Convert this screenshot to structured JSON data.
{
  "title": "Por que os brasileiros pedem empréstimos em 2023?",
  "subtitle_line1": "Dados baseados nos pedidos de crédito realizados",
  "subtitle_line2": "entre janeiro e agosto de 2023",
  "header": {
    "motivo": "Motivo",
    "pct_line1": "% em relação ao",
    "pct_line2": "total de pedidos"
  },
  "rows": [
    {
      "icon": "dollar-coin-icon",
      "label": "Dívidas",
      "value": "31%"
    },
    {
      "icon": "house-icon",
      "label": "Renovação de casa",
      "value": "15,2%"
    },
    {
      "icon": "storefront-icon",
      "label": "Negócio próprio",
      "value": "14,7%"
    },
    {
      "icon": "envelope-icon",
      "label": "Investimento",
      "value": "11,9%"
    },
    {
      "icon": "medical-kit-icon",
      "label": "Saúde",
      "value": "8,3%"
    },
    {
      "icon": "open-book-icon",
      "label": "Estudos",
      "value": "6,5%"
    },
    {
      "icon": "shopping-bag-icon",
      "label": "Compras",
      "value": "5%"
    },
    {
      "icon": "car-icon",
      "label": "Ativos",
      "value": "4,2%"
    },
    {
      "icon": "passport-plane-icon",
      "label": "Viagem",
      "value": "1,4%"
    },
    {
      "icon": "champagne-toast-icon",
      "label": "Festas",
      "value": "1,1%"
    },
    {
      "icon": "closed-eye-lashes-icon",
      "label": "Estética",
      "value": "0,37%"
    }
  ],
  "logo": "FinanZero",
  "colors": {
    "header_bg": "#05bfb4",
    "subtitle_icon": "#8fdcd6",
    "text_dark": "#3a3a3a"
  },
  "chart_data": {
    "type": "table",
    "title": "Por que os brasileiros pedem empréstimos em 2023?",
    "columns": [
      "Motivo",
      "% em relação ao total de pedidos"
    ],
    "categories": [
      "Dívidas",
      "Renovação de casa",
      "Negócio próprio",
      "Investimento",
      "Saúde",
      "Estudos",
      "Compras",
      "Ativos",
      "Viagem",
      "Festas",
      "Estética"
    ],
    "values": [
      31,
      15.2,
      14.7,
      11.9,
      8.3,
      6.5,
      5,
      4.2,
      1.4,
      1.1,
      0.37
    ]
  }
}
● ● ● ● ●
**Job:** Copy out every line in the listing where the word "casa" appears.

**Exercise result:**
      "label": "Renovação de casa",
      "Renovação de casa",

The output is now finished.